Set exercise: Repeat exactly the lines of the listing from the line containing "Output the text content of this document." through its last line, and nothing beyond them.

(A run of records)
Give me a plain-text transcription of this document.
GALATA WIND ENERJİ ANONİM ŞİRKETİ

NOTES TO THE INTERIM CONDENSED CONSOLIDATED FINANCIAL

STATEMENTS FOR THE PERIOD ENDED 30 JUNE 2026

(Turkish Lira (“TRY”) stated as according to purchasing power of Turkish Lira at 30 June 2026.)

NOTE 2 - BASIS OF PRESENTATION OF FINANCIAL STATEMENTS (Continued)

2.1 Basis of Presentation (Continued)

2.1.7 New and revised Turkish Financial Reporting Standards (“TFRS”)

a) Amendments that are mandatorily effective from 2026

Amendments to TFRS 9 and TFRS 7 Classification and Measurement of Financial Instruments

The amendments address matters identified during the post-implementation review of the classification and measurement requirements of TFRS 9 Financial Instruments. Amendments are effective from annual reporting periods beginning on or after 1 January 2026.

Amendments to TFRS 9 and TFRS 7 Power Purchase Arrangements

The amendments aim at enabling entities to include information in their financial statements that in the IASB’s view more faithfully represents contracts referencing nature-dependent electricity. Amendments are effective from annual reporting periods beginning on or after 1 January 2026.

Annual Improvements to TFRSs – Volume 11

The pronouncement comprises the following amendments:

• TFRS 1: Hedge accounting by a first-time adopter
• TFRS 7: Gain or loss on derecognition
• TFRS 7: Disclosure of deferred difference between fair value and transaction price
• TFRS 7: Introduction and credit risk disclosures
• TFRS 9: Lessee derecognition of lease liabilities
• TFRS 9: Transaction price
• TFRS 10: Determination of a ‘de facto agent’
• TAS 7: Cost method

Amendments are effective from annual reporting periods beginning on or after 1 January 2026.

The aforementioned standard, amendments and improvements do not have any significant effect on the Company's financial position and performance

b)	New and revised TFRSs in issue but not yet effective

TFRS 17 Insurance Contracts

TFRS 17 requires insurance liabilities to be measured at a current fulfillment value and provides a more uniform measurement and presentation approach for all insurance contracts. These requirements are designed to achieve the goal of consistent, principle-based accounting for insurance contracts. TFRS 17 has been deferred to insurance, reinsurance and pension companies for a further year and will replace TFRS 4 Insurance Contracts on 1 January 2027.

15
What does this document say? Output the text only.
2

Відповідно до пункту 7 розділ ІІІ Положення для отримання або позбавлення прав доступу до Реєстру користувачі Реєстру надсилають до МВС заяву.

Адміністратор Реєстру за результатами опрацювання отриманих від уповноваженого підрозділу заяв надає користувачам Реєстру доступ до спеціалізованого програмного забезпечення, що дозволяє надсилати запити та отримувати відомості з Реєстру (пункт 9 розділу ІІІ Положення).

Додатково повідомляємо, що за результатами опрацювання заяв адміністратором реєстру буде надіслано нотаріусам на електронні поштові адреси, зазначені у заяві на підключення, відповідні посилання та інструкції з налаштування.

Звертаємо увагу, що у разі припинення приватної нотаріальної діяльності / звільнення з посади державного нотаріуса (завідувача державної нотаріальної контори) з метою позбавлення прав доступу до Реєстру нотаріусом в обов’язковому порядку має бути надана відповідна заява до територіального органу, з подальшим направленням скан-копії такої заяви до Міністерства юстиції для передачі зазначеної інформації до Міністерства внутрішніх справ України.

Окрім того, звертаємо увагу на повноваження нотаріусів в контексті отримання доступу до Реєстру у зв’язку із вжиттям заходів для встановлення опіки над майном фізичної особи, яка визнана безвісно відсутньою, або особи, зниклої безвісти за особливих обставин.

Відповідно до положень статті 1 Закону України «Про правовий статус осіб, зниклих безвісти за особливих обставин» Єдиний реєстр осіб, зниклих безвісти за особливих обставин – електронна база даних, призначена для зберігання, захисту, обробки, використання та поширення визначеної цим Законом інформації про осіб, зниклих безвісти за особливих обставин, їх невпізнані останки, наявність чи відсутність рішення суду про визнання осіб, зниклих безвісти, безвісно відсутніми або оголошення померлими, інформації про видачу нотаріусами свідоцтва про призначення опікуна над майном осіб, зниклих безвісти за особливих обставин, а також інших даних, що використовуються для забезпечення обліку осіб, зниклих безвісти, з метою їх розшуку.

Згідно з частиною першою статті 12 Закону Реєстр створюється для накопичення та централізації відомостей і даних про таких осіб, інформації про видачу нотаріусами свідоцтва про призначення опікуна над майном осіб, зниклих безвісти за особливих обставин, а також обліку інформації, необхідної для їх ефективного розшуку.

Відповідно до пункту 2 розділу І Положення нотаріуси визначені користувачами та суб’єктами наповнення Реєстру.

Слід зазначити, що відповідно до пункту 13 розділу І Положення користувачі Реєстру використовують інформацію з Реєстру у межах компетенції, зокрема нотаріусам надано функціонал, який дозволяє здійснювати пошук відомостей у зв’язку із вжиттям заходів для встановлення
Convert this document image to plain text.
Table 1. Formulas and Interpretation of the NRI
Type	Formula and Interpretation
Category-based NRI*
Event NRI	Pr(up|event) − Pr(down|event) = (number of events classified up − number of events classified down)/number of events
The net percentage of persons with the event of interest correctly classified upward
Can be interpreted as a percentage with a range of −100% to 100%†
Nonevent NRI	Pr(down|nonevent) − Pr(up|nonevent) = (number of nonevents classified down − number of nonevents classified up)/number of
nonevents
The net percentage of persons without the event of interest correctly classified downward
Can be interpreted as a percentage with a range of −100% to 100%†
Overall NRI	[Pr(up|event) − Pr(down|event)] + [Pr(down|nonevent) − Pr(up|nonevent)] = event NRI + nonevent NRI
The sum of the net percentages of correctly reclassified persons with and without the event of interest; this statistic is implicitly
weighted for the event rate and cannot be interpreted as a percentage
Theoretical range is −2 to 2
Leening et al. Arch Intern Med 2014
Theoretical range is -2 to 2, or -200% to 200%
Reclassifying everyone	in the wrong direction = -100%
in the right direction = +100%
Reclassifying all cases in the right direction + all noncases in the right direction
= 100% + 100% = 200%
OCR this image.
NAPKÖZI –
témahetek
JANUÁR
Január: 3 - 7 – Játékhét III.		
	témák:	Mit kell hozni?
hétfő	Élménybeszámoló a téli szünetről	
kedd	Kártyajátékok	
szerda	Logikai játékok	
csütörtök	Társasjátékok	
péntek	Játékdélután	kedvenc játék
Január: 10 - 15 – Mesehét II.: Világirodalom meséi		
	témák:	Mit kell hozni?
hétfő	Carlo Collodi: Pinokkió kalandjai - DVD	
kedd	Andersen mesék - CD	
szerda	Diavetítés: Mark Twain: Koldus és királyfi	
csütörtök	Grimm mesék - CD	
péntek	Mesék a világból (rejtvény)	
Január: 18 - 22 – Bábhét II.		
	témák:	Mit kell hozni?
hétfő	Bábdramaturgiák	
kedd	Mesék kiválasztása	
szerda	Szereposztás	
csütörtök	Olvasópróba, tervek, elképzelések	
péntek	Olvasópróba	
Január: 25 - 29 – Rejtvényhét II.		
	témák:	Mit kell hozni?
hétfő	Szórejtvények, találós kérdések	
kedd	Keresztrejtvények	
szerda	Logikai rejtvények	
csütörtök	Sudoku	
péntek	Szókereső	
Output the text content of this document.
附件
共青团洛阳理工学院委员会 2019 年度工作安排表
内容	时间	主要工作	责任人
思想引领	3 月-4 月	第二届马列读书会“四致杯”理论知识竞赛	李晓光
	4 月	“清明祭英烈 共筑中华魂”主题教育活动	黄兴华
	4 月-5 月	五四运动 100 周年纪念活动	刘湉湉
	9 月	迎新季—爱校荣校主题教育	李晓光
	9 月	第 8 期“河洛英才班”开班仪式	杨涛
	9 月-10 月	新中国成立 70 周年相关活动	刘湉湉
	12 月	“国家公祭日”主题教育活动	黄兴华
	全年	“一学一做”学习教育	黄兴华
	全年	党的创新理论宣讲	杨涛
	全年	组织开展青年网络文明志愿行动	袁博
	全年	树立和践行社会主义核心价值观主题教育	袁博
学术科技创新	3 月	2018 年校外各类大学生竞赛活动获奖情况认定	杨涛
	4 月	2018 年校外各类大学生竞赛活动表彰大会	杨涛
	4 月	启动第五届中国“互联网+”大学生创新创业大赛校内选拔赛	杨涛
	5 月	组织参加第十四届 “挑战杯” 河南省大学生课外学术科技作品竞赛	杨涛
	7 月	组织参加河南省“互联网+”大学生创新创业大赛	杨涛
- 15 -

Exercise result:
Output the text content of this document.
附件
共青团洛阳理工学院委员会 2019 年度工作安排表
内容	时间	主要工作	责任人
思想引领	3 月-4 月	第二届马列读书会“四致杯”理论知识竞赛	李晓光
	4 月	“清明祭英烈 共筑中华魂”主题教育活动	黄兴华
	4 月-5 月	五四运动 100 周年纪念活动	刘湉湉
	9 月	迎新季—爱校荣校主题教育	李晓光
	9 月	第 8 期“河洛英才班”开班仪式	杨涛
	9 月-10 月	新中国成立 70 周年相关活动	刘湉湉
	12 月	“国家公祭日”主题教育活动	黄兴华
	全年	“一学一做”学习教育	黄兴华
	全年	党的创新理论宣讲	杨涛
	全年	组织开展青年网络文明志愿行动	袁博
	全年	树立和践行社会主义核心价值观主题教育	袁博
学术科技创新	3 月	2018 年校外各类大学生竞赛活动获奖情况认定	杨涛
	4 月	2018 年校外各类大学生竞赛活动表彰大会	杨涛
	4 月	启动第五届中国“互联网+”大学生创新创业大赛校内选拔赛	杨涛
	5 月	组织参加第十四届 “挑战杯” 河南省大学生课外学术科技作品竞赛	杨涛
	7 月	组织参加河南省“互联网+”大学生创新创业大赛	杨涛
- 15 -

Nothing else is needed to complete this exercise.